_What you need to do:_ Write out each line in which the string "realizado" is present.

** start of Raw data **

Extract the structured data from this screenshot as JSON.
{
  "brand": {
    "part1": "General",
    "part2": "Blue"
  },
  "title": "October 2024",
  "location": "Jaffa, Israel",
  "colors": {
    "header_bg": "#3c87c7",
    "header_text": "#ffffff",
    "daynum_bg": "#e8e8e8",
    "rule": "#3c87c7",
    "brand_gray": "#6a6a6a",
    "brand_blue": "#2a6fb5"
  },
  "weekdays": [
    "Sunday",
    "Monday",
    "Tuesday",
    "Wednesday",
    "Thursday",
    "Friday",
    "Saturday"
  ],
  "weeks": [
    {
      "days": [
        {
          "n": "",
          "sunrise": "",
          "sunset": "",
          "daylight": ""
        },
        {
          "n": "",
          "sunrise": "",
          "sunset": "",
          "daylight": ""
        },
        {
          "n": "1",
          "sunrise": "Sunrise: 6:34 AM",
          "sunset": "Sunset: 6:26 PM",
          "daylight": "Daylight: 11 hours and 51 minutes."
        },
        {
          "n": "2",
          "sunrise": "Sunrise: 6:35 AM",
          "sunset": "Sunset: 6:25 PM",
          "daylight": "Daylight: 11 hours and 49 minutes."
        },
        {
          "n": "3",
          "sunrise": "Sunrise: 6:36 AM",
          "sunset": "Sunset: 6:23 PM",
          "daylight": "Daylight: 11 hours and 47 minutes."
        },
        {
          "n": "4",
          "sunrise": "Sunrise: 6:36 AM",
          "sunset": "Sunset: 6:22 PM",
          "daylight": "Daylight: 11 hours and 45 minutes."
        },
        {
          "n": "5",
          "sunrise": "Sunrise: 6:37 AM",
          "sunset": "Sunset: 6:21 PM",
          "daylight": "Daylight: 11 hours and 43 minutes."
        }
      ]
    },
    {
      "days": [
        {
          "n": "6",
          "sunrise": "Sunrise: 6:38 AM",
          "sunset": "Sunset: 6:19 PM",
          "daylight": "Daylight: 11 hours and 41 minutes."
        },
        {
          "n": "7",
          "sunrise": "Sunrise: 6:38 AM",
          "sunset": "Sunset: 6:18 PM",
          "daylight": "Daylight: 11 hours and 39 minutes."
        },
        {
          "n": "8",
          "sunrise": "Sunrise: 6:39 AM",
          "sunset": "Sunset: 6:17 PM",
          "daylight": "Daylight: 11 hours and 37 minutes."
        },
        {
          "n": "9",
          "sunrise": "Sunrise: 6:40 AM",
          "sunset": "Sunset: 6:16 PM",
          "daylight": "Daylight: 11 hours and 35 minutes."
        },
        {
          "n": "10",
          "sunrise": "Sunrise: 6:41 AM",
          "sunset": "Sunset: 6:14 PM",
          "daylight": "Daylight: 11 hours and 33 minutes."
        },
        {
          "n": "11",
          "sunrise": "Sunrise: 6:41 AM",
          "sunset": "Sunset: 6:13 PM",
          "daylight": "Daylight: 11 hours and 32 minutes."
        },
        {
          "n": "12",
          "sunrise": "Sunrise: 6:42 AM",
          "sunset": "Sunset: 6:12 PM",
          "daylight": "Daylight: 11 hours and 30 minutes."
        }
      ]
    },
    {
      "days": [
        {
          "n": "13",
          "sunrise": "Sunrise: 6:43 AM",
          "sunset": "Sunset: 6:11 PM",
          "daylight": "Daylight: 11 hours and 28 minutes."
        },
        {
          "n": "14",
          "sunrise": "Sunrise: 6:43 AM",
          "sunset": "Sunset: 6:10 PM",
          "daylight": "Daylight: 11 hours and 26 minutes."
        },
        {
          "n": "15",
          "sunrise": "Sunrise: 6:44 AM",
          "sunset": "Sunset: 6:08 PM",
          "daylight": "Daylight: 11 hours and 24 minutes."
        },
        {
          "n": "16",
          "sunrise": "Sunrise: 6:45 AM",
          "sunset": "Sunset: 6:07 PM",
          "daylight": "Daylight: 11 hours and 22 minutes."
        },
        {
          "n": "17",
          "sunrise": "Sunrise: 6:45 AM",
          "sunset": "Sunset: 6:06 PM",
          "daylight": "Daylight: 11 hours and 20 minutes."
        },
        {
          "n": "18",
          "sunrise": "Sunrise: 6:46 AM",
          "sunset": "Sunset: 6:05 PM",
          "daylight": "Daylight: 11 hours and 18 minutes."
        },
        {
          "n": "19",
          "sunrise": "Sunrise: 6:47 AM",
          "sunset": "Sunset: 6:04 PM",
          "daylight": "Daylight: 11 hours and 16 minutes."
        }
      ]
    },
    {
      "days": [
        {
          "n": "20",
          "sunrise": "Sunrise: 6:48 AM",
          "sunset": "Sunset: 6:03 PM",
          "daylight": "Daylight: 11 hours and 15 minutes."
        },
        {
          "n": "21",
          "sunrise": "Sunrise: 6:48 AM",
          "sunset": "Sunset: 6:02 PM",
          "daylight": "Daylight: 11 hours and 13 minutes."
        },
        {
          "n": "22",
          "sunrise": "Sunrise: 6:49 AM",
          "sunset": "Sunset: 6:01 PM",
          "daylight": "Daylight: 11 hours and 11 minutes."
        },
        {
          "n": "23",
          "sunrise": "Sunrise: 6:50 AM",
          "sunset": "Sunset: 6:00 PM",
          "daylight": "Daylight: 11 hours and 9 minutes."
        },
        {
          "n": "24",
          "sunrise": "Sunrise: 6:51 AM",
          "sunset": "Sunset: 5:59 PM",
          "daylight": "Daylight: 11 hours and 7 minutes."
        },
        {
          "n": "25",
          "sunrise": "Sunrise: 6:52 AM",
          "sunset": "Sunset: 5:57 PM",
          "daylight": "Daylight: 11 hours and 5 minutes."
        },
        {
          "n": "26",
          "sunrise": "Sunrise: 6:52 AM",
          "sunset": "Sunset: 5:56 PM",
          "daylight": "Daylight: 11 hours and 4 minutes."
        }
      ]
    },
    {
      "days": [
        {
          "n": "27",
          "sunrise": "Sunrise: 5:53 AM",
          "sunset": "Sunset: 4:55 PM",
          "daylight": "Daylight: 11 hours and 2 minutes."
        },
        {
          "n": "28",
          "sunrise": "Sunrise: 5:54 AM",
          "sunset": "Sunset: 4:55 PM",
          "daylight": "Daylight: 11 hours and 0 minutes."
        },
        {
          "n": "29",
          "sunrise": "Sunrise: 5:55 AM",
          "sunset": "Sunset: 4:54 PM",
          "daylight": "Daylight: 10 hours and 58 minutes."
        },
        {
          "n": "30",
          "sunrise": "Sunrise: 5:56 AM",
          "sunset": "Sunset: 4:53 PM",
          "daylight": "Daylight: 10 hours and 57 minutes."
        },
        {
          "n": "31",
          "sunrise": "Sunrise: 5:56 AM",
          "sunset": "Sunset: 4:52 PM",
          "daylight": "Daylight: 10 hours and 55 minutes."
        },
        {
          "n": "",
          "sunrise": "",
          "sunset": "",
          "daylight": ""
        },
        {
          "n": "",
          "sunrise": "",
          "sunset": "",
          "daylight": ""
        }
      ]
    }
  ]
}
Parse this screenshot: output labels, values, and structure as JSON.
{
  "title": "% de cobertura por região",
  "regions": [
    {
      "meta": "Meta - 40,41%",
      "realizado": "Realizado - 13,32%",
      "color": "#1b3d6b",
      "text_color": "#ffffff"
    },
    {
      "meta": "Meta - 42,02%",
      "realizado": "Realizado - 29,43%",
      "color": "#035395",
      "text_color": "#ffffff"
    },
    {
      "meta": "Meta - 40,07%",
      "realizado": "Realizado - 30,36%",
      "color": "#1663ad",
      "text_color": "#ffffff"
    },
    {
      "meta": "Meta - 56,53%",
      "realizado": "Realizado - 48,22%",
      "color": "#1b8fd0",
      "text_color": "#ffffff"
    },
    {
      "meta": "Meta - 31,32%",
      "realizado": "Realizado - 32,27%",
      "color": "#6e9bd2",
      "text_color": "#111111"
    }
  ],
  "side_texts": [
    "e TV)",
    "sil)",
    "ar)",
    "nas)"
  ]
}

** end of Raw data **

_Exercise answer:_
      "realizado": "Realizado - 13,32%",
      "realizado": "Realizado - 29,43%",
      "realizado": "Realizado - 30,36%",
      "realizado": "Realizado - 48,22%",
      "realizado": "Realizado - 32,27%",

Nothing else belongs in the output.